--- START MATERIAL ---

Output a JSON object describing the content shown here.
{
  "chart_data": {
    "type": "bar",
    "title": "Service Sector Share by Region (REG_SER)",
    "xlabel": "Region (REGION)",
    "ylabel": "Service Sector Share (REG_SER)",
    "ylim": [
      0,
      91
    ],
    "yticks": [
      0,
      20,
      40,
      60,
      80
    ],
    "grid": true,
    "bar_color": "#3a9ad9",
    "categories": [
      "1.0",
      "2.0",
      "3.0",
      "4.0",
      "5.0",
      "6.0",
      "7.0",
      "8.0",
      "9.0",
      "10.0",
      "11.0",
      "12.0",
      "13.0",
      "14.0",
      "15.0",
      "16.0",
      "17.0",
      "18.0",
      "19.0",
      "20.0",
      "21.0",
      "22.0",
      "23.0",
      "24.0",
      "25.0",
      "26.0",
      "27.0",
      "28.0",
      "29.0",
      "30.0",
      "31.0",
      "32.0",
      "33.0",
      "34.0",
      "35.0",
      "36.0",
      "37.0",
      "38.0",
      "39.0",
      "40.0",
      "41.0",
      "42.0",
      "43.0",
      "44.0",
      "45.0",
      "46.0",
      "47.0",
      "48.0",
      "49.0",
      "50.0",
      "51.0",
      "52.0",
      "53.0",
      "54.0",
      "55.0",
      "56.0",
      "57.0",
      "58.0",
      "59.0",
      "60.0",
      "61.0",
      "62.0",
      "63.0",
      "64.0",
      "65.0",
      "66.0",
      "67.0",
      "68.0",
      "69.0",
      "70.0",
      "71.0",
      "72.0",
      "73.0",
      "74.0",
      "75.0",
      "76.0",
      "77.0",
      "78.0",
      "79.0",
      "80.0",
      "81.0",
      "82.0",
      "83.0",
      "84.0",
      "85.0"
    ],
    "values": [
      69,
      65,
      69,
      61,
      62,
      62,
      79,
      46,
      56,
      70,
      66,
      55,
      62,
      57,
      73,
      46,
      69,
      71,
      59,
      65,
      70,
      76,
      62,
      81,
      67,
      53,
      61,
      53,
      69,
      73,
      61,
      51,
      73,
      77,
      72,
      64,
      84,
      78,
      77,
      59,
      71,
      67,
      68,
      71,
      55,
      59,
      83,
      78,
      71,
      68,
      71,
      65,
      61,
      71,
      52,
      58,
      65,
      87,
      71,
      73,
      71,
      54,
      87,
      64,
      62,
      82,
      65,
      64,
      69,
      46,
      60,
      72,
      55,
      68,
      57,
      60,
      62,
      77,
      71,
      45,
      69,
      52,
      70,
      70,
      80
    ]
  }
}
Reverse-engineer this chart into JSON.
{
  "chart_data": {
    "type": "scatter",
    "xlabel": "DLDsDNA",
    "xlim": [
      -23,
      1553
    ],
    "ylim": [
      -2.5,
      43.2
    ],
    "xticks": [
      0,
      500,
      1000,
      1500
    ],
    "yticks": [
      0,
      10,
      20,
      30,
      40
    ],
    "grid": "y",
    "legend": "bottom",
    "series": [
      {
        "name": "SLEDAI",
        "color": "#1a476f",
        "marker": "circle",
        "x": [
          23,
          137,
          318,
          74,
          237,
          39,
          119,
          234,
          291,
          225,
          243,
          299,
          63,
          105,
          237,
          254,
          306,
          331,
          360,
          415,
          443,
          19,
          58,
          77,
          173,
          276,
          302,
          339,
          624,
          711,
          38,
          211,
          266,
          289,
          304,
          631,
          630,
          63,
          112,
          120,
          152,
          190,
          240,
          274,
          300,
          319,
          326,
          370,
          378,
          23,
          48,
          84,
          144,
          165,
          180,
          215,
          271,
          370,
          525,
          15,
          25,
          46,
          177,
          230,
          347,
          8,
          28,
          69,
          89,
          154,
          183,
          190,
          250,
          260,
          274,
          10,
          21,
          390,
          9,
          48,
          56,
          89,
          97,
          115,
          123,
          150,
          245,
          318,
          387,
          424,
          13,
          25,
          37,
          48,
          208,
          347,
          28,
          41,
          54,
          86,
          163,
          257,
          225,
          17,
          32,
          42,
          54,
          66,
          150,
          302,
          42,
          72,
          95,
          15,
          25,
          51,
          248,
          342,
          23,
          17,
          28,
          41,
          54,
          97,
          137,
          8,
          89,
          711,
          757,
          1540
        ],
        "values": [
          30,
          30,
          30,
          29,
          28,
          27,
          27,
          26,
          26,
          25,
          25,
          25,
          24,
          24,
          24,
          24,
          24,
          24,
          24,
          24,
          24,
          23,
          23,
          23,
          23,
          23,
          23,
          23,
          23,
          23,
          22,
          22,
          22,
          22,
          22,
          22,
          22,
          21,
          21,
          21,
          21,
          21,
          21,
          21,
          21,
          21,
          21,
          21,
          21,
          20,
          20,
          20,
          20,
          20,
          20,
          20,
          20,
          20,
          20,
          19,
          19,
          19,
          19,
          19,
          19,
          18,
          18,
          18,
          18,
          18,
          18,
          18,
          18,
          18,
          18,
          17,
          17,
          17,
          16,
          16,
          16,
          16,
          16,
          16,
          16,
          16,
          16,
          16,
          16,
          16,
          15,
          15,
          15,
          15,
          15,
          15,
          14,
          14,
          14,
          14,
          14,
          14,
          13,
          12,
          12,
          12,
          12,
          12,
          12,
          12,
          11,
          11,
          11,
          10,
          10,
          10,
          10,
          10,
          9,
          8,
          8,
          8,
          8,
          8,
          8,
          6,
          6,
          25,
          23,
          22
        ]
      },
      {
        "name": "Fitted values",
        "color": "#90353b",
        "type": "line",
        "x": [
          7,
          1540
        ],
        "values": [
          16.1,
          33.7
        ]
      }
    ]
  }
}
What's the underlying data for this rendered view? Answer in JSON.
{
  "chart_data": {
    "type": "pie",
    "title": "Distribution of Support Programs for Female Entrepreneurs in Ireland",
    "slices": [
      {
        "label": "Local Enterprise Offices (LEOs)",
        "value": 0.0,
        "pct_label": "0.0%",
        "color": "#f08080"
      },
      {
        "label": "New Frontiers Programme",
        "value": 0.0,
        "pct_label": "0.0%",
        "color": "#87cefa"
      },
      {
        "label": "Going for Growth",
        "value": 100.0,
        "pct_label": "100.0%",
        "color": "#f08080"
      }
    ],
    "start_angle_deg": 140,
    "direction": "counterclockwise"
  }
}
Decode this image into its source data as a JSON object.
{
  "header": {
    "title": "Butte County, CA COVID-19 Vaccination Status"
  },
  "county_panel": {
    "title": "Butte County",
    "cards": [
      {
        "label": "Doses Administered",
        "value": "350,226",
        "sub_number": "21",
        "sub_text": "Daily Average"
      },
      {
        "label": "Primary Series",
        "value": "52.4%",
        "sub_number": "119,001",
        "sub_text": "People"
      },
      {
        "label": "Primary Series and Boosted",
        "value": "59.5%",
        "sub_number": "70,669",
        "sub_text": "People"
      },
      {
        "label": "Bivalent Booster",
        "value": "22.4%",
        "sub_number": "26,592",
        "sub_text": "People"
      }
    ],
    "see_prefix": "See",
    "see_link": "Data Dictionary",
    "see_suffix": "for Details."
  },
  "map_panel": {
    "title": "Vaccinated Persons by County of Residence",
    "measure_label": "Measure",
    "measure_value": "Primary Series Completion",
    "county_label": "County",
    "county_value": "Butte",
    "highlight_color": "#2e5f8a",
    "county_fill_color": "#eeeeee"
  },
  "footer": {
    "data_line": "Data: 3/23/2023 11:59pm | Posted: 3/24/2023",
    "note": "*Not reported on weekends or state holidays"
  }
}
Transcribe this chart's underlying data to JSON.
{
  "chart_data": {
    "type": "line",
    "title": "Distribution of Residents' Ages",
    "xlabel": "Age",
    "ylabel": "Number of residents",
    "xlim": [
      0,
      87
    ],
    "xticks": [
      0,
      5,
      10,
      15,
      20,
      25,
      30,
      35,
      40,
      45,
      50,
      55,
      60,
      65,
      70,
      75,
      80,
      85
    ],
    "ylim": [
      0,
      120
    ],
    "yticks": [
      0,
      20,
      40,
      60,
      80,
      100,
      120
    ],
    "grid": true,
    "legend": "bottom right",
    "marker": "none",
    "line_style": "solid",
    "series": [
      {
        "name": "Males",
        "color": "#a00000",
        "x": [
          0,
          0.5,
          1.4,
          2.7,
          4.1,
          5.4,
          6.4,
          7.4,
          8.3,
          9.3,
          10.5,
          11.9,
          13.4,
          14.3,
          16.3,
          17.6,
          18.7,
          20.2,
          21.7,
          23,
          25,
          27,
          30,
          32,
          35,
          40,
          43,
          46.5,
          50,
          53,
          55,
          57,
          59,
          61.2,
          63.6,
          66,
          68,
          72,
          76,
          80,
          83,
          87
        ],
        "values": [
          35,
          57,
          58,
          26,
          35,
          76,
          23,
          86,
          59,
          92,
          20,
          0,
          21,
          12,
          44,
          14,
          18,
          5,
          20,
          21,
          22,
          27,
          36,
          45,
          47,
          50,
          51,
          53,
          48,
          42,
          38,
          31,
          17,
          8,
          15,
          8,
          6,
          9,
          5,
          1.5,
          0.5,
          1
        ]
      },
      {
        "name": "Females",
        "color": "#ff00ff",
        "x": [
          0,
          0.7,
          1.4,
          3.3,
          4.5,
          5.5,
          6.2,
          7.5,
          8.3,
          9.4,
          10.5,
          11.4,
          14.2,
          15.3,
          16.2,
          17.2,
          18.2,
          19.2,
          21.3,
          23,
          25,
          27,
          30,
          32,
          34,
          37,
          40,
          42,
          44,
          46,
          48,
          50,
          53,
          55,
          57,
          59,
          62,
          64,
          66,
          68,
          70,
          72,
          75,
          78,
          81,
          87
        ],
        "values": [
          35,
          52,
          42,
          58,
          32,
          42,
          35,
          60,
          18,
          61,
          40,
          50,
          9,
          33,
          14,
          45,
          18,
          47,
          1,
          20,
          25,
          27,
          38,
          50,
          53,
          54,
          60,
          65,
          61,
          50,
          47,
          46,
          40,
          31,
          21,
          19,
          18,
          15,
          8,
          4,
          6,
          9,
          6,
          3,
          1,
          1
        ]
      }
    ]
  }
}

--- END MATERIAL ---

-- STATED TASK --
Search the listing for the word "xlabel" and return each line that holds it.

-- COMPLETE OUTPUT --
    "xlabel": "Region (REGION)",
    "xlabel": "DLDsDNA",
    "xlabel": "Age",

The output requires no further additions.